----- DATA LINES

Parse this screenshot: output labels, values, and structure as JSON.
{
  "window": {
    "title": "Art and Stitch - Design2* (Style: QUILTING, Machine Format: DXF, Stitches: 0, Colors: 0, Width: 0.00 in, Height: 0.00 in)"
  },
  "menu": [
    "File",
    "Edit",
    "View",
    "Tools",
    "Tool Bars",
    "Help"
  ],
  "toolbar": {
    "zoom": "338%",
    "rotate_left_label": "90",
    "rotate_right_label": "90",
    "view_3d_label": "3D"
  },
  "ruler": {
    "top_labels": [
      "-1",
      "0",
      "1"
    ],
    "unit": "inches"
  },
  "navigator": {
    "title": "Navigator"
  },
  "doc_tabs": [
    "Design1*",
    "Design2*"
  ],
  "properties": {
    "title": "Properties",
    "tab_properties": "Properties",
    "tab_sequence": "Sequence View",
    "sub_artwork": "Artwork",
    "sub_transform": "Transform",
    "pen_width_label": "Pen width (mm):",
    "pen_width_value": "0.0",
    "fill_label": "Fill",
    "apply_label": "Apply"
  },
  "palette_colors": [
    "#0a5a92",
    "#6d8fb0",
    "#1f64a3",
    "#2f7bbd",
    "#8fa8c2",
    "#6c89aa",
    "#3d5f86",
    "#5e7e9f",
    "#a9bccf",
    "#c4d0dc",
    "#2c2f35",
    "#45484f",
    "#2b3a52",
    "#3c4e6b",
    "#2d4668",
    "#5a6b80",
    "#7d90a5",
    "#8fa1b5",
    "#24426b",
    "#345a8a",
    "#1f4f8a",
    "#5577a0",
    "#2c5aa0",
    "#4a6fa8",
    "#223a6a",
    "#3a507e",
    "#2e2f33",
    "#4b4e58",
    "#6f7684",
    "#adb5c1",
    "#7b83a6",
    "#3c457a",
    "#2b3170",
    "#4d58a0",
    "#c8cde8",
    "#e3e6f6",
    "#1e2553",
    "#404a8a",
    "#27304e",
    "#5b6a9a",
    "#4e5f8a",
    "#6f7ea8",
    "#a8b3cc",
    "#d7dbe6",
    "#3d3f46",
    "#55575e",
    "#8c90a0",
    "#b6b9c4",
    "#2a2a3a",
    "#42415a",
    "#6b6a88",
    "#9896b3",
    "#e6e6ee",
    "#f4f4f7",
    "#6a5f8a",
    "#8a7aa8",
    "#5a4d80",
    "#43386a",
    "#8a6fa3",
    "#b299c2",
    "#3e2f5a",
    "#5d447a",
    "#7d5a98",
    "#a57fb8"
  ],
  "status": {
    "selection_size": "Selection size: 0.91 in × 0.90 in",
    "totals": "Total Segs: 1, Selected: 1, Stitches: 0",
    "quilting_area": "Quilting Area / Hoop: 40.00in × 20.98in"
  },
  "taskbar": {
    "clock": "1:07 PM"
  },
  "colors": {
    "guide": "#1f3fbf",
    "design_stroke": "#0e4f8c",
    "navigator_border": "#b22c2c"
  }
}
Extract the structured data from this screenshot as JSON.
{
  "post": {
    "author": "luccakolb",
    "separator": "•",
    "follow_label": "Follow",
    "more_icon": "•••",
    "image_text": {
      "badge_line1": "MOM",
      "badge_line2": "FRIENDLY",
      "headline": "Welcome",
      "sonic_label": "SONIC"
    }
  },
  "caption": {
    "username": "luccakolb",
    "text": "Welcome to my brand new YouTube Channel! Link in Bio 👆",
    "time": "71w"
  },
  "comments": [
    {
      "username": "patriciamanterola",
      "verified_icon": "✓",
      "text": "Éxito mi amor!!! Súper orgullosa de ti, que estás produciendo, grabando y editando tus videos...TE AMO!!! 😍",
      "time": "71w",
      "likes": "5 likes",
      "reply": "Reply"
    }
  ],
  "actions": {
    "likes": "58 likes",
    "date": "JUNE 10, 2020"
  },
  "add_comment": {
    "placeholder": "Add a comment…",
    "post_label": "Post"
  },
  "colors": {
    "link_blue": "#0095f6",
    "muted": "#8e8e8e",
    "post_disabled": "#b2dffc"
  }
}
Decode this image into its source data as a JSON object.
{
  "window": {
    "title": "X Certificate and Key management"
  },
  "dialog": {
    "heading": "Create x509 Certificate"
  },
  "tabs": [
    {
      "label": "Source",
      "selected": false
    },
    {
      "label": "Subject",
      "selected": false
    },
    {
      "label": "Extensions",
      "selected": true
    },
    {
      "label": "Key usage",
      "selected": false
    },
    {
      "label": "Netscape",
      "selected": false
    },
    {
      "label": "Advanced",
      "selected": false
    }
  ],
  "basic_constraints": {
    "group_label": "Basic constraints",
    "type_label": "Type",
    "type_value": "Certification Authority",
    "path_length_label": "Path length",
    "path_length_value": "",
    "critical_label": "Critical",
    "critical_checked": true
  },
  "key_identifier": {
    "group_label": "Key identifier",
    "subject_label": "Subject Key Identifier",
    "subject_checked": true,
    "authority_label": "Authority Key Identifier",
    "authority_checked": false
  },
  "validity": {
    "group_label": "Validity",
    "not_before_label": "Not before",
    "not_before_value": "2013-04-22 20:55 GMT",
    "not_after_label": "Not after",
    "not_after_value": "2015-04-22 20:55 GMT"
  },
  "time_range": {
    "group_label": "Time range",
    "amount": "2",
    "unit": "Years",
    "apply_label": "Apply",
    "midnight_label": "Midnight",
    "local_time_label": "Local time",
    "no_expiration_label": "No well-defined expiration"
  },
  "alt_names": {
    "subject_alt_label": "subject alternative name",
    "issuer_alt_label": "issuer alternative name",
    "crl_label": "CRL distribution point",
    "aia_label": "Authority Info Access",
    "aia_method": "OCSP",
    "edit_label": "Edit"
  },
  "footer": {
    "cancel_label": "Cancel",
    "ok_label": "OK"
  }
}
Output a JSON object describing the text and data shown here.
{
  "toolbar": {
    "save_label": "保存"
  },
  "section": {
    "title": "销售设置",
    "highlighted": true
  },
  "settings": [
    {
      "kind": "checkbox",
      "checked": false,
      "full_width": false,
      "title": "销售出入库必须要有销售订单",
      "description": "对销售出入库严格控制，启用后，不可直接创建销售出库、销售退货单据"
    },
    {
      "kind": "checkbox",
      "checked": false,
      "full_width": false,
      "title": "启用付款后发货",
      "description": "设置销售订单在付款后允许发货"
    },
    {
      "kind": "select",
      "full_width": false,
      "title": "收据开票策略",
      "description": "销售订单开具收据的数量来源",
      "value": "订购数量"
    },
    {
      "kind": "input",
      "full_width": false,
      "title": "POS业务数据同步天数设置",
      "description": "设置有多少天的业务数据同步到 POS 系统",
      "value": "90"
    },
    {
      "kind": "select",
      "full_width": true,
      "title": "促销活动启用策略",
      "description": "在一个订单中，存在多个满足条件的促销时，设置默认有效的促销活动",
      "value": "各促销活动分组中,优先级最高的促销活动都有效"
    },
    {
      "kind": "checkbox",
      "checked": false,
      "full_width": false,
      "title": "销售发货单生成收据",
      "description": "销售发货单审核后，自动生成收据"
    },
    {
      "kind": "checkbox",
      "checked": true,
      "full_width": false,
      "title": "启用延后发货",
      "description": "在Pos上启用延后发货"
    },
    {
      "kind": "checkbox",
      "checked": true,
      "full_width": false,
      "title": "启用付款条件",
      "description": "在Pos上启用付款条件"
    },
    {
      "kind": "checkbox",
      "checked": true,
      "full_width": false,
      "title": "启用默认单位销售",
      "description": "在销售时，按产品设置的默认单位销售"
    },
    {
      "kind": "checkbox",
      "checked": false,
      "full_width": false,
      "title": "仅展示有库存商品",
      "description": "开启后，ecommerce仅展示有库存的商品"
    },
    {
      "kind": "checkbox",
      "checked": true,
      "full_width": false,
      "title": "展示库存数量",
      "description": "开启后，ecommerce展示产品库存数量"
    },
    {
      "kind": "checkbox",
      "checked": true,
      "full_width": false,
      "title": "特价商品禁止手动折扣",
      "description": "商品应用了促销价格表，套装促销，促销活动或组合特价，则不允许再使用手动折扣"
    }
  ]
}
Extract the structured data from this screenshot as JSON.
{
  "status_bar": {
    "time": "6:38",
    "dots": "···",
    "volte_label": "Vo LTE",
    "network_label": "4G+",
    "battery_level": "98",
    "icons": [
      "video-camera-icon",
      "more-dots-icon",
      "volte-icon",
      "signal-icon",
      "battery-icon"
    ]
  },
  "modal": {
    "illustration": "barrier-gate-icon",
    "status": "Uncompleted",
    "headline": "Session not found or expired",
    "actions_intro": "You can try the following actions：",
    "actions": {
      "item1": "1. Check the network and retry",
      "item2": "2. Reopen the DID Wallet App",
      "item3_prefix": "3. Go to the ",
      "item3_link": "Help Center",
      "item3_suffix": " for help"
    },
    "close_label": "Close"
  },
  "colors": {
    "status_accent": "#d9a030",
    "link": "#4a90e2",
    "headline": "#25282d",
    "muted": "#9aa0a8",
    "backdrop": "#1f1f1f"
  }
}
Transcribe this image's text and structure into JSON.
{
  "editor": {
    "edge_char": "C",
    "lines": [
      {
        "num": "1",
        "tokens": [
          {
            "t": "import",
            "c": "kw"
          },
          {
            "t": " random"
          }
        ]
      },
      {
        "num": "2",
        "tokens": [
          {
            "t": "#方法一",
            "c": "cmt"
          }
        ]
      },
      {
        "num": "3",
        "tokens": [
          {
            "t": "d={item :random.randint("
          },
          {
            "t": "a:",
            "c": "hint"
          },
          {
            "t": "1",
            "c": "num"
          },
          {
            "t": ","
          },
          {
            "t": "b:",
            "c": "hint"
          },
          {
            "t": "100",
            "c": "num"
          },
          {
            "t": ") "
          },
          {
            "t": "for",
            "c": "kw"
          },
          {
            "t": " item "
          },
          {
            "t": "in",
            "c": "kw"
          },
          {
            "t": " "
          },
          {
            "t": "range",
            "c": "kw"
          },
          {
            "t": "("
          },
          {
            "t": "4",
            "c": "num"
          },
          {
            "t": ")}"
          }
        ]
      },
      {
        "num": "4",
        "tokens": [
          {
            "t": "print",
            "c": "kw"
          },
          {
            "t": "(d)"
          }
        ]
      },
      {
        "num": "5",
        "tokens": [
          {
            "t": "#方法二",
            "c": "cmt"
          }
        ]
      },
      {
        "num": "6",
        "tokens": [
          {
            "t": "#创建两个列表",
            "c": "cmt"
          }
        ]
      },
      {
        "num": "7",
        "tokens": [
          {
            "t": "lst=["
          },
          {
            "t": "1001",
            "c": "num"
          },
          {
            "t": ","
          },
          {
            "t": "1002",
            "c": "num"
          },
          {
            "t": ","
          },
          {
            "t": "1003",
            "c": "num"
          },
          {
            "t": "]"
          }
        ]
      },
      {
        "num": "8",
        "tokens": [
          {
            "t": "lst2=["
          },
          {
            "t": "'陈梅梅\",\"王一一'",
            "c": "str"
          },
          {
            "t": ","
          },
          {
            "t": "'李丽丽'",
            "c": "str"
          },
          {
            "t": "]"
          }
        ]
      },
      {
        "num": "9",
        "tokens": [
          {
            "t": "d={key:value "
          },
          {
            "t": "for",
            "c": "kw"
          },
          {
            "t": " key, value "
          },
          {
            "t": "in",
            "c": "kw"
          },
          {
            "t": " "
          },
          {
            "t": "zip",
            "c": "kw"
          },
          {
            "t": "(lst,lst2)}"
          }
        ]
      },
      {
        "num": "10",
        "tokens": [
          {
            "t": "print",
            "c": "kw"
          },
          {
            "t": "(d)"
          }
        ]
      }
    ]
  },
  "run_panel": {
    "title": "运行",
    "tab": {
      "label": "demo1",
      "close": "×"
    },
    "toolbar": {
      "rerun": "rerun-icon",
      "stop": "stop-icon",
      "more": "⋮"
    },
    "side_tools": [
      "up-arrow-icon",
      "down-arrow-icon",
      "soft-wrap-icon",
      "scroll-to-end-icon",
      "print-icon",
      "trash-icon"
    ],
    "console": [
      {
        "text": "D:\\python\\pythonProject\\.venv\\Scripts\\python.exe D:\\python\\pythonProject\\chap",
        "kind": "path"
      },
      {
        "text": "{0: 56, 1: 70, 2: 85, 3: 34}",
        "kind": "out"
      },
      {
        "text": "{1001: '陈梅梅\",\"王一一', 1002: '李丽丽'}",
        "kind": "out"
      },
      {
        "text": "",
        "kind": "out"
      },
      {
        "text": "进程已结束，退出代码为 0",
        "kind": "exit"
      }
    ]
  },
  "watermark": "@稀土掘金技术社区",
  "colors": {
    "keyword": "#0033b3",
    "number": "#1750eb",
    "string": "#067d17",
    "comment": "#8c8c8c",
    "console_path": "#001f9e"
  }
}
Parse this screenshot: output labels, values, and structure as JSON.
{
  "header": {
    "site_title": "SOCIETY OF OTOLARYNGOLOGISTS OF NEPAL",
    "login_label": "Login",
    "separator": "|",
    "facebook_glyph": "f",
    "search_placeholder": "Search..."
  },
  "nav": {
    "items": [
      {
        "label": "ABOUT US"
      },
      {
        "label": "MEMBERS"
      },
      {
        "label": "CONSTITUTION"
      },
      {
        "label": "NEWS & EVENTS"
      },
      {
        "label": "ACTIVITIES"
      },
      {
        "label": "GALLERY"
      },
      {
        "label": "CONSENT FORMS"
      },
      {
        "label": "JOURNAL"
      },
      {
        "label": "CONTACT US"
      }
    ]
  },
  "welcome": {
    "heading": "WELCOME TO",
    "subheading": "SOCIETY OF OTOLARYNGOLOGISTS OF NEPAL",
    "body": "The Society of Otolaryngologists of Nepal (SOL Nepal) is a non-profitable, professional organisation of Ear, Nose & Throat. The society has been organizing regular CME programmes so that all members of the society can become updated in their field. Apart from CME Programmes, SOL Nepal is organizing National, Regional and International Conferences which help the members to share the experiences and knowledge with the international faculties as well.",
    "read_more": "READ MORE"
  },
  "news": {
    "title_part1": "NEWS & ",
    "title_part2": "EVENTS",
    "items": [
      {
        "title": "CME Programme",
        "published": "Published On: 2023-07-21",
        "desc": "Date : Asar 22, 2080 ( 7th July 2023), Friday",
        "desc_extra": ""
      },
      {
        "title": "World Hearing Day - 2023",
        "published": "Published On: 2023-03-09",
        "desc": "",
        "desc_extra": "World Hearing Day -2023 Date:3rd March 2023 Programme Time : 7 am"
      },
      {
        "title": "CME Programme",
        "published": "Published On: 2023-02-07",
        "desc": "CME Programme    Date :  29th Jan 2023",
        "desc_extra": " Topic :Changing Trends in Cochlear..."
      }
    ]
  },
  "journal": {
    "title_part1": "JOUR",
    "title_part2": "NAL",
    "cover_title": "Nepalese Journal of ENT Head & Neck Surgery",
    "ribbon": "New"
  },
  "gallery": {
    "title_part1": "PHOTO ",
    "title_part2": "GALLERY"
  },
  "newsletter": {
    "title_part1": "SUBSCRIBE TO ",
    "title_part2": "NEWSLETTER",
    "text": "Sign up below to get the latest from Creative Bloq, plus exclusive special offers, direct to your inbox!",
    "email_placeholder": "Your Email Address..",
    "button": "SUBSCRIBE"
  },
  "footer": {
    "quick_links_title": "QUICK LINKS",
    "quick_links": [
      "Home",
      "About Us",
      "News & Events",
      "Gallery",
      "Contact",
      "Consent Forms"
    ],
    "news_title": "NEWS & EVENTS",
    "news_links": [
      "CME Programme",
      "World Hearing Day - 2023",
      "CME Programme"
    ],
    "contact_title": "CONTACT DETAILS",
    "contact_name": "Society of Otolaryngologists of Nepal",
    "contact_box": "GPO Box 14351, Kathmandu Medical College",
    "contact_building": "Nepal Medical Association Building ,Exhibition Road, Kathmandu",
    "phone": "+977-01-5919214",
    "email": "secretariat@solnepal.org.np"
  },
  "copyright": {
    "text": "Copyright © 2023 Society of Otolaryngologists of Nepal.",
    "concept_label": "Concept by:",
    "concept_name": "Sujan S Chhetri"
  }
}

----------

**WHAT YOU HAVE TO DO:**
From the listing above, return each line with the word "SUBSCRIBE".

**EXERCISE RESPONSE:**
    "title_part1": "SUBSCRIBE TO ",
    "button": "SUBSCRIBE"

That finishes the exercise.